* [PROBLEM DESCRIPTION]:
Your task is to repeat all of the material exactly.
* begin RECORDS FOR PROCESSING *
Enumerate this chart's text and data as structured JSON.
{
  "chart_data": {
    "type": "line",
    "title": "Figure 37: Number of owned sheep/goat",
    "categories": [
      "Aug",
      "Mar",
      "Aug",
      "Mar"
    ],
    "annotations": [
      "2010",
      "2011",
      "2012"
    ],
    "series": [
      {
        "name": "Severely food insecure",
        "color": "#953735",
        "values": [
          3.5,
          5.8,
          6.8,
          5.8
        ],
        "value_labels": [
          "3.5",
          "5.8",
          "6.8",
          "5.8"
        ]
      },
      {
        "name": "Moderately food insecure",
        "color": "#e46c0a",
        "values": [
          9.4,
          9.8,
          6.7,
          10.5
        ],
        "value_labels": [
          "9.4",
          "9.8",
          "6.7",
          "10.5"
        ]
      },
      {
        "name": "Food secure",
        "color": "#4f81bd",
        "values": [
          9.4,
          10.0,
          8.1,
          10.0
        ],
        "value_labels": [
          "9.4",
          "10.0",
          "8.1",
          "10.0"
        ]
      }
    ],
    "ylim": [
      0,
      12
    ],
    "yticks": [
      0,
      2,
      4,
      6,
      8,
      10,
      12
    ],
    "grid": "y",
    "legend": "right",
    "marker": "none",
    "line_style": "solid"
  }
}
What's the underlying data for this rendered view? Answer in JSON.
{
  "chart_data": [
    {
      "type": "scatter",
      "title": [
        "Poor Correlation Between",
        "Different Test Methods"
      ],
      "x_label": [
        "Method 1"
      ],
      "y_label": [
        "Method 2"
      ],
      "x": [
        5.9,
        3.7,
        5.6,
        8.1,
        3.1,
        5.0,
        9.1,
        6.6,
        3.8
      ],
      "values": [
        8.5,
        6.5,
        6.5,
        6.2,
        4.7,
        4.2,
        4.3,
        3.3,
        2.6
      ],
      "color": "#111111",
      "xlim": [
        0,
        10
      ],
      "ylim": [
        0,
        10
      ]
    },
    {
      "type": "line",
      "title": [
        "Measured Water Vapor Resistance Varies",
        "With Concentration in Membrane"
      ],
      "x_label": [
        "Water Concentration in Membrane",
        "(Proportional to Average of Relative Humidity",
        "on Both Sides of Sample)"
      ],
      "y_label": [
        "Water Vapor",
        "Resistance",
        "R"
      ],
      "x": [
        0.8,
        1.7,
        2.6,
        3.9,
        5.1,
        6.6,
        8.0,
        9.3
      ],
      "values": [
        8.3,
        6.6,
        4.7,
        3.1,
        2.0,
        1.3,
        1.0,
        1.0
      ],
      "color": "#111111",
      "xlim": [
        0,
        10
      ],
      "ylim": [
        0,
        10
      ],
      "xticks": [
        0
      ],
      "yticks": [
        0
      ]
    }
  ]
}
* end RECORDS FOR PROCESSING *
* [OUTPUT OF THE TASK]:
Enumerate this chart's text and data as structured JSON.
{
  "chart_data": {
    "type": "line",
    "title": "Figure 37: Number of owned sheep/goat",
    "categories": [
      "Aug",
      "Mar",
      "Aug",
      "Mar"
    ],
    "annotations": [
      "2010",
      "2011",
      "2012"
    ],
    "series": [
      {
        "name": "Severely food insecure",
        "color": "#953735",
        "values": [
          3.5,
          5.8,
          6.8,
          5.8
        ],
        "value_labels": [
          "3.5",
          "5.8",
          "6.8",
          "5.8"
        ]
      },
      {
        "name": "Moderately food insecure",
        "color": "#e46c0a",
        "values": [
          9.4,
          9.8,
          6.7,
          10.5
        ],
        "value_labels": [
          "9.4",
          "9.8",
          "6.7",
          "10.5"
        ]
      },
      {
        "name": "Food secure",
        "color": "#4f81bd",
        "values": [
          9.4,
          10.0,
          8.1,
          10.0
        ],
        "value_labels": [
          "9.4",
          "10.0",
          "8.1",
          "10.0"
        ]
      }
    ],
    "ylim": [
      0,
      12
    ],
    "yticks": [
      0,
      2,
      4,
      6,
      8,
      10,
      12
    ],
    "grid": "y",
    "legend": "right",
    "marker": "none",
    "line_style": "solid"
  }
}
What's the underlying data for this rendered view? Answer in JSON.
{
  "chart_data": [
    {
      "type": "scatter",
      "title": [
        "Poor Correlation Between",
        "Different Test Methods"
      ],
      "x_label": [
        "Method 1"
      ],
      "y_label": [
        "Method 2"
      ],
      "x": [
        5.9,
        3.7,
        5.6,
        8.1,
        3.1,
        5.0,
        9.1,
        6.6,
        3.8
      ],
      "values": [
        8.5,
        6.5,
        6.5,
        6.2,
        4.7,
        4.2,
        4.3,
        3.3,
        2.6
      ],
      "color": "#111111",
      "xlim": [
        0,
        10
      ],
      "ylim": [
        0,
        10
      ]
    },
    {
      "type": "line",
      "title": [
        "Measured Water Vapor Resistance Varies",
        "With Concentration in Membrane"
      ],
      "x_label": [
        "Water Concentration in Membrane",
        "(Proportional to Average of Relative Humidity",
        "on Both Sides of Sample)"
      ],
      "y_label": [
        "Water Vapor",
        "Resistance",
        "R"
      ],
      "x": [
        0.8,
        1.7,
        2.6,
        3.9,
        5.1,
        6.6,
        8.0,
        9.3
      ],
      "values": [
        8.3,
        6.6,
        4.7,
        3.1,
        2.0,
        1.3,
        1.0,
        1.0
      ],
      "color": "#111111",
      "xlim": [
        0,
        10
      ],
      "ylim": [
        0,
        10
      ],
      "xticks": [
        0
      ],
      "yticks": [
        0
      ]
    }
  ]
}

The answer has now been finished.